■ DATA ENTRIES:
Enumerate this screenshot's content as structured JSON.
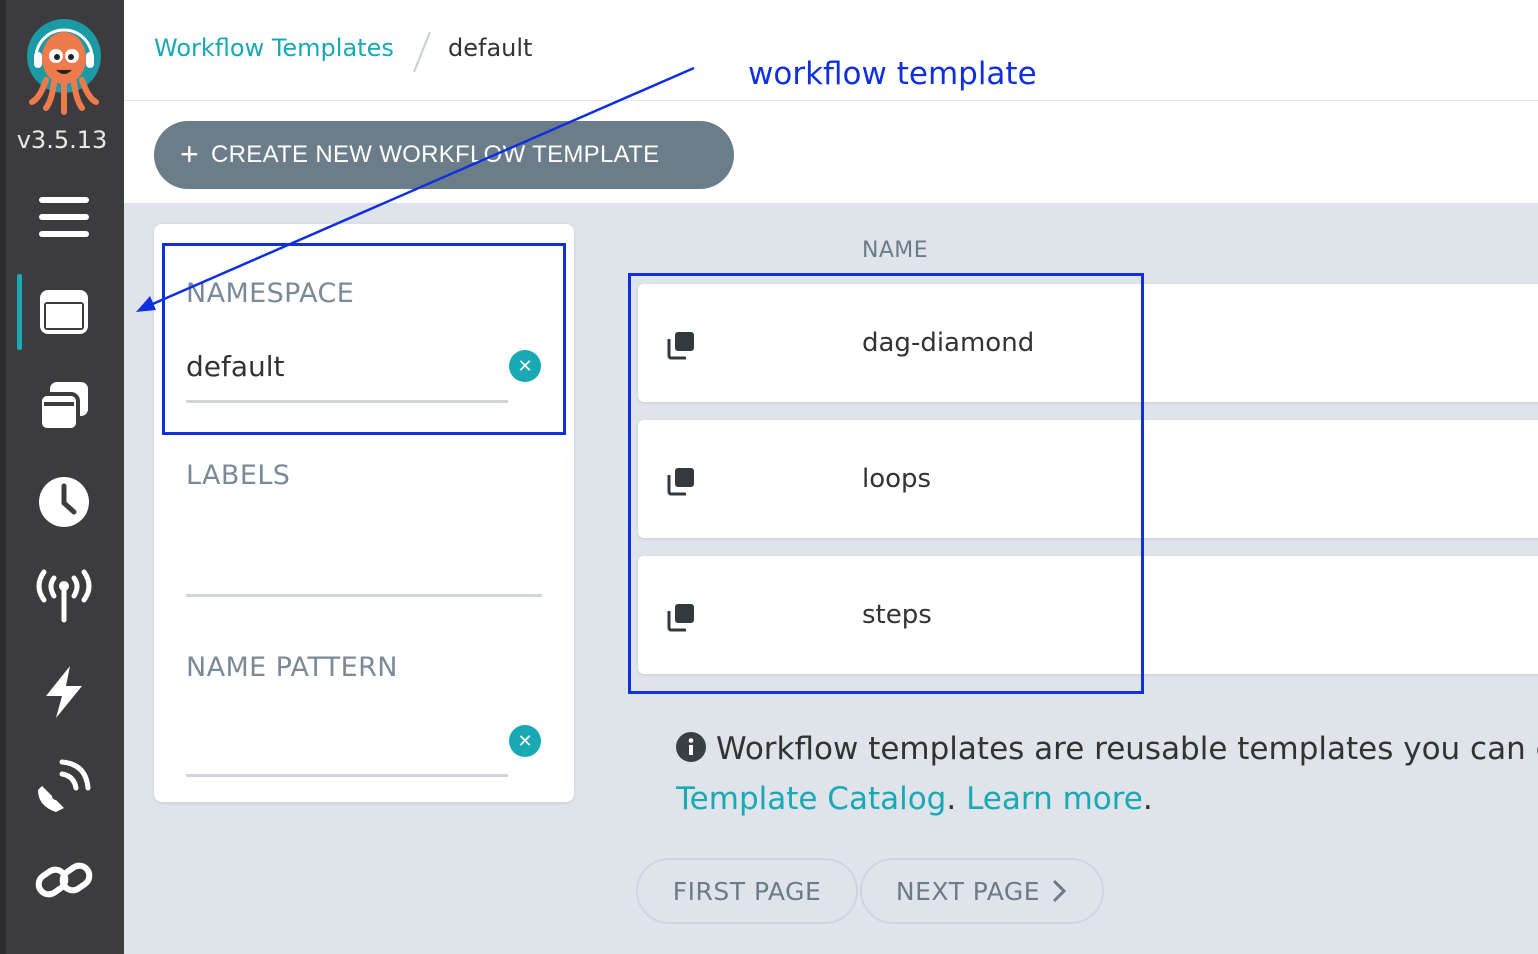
{
  "app": {
    "version": "v3.5.13"
  },
  "sidebar": {
    "items": [
      {
        "name": "menu-icon"
      },
      {
        "name": "workflow-templates-icon",
        "active": true
      },
      {
        "name": "cluster-templates-icon"
      },
      {
        "name": "cron-workflows-icon"
      },
      {
        "name": "event-sources-icon"
      },
      {
        "name": "sensors-icon"
      },
      {
        "name": "event-flow-icon"
      },
      {
        "name": "link-icon"
      }
    ]
  },
  "breadcrumb": {
    "parent": "Workflow Templates",
    "current": "default"
  },
  "toolbar": {
    "create_label": "CREATE NEW WORKFLOW TEMPLATE",
    "create_icon": "+"
  },
  "filters": {
    "namespace": {
      "label": "NAMESPACE",
      "value": "default"
    },
    "labels": {
      "label": "LABELS",
      "value": ""
    },
    "name_pattern": {
      "label": "NAME PATTERN",
      "value": ""
    }
  },
  "table": {
    "column": "NAME",
    "rows": [
      {
        "name": "dag-diamond"
      },
      {
        "name": "loops"
      },
      {
        "name": "steps"
      }
    ]
  },
  "info": {
    "text": "Workflow templates are reusable templates you can cre",
    "link1": "Template Catalog",
    "sep": ". ",
    "link2": "Learn more",
    "end": "."
  },
  "pagination": {
    "first_label": "FIRST PAGE",
    "next_label": "NEXT PAGE"
  },
  "annotation": {
    "label": "workflow template",
    "color": "#1030e0"
  },
  "colors": {
    "accent": "#18a9b5",
    "sidebar": "#3c3c3e",
    "button": "#6b7d89",
    "background": "#dee4ea"
  }
}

■ PROMPT: Transcribe the preceding listing in its entirety and with exact wording, leaving out pictures.

■ OUTPUT OF THE TASK:
Enumerate this screenshot's content as structured JSON.
{
  "app": {
    "version": "v3.5.13"
  },
  "sidebar": {
    "items": [
      {
        "name": "menu-icon"
      },
      {
        "name": "workflow-templates-icon",
        "active": true
      },
      {
        "name": "cluster-templates-icon"
      },
      {
        "name": "cron-workflows-icon"
      },
      {
        "name": "event-sources-icon"
      },
      {
        "name": "sensors-icon"
      },
      {
        "name": "event-flow-icon"
      },
      {
        "name": "link-icon"
      }
    ]
  },
  "breadcrumb": {
    "parent": "Workflow Templates",
    "current": "default"
  },
  "toolbar": {
    "create_label": "CREATE NEW WORKFLOW TEMPLATE",
    "create_icon": "+"
  },
  "filters": {
    "namespace": {
      "label": "NAMESPACE",
      "value": "default"
    },
    "labels": {
      "label": "LABELS",
      "value": ""
    },
    "name_pattern": {
      "label": "NAME PATTERN",
      "value": ""
    }
  },
  "table": {
    "column": "NAME",
    "rows": [
      {
        "name": "dag-diamond"
      },
      {
        "name": "loops"
      },
      {
        "name": "steps"
      }
    ]
  },
  "info": {
    "text": "Workflow templates are reusable templates you can cre",
    "link1": "Template Catalog",
    "sep": ". ",
    "link2": "Learn more",
    "end": "."
  },
  "pagination": {
    "first_label": "FIRST PAGE",
    "next_label": "NEXT PAGE"
  },
  "annotation": {
    "label": "workflow template",
    "color": "#1030e0"
  },
  "colors": {
    "accent": "#18a9b5",
    "sidebar": "#3c3c3e",
    "button": "#6b7d89",
    "background": "#dee4ea"
  }
}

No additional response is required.